-- PROVIDED INFORMATION start --
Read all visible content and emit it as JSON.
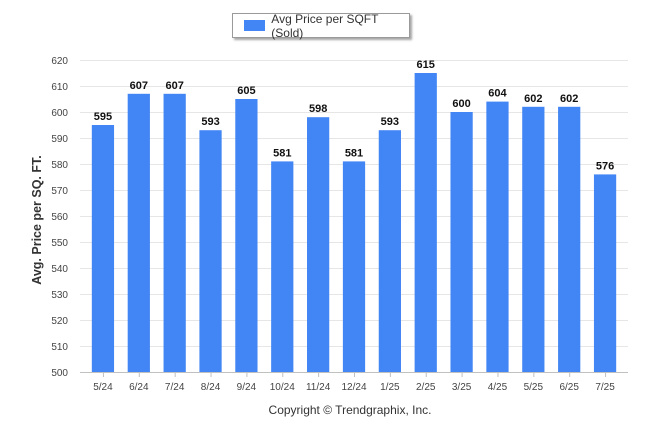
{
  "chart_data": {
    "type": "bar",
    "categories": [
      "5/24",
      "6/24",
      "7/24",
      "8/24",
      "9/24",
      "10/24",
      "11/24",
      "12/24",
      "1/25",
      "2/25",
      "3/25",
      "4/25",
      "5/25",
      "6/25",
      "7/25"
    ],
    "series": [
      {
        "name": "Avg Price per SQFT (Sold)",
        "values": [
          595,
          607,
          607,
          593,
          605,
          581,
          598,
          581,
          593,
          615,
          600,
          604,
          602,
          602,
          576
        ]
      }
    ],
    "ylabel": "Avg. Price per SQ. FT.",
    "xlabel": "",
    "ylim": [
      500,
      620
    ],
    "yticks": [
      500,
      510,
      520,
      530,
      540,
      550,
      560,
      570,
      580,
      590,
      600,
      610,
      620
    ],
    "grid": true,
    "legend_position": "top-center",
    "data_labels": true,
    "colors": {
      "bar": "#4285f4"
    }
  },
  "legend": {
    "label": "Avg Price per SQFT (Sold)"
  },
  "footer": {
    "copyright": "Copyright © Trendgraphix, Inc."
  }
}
-- PROVIDED INFORMATION end --
§ **AIM OF THE EXERCISE**
Select and copy every line of the material that holds the string "Sold".

§ **SOLUTION BELOW**
        "name": "Avg Price per SQFT (Sold)",
    "label": "Avg Price per SQFT (Sold)"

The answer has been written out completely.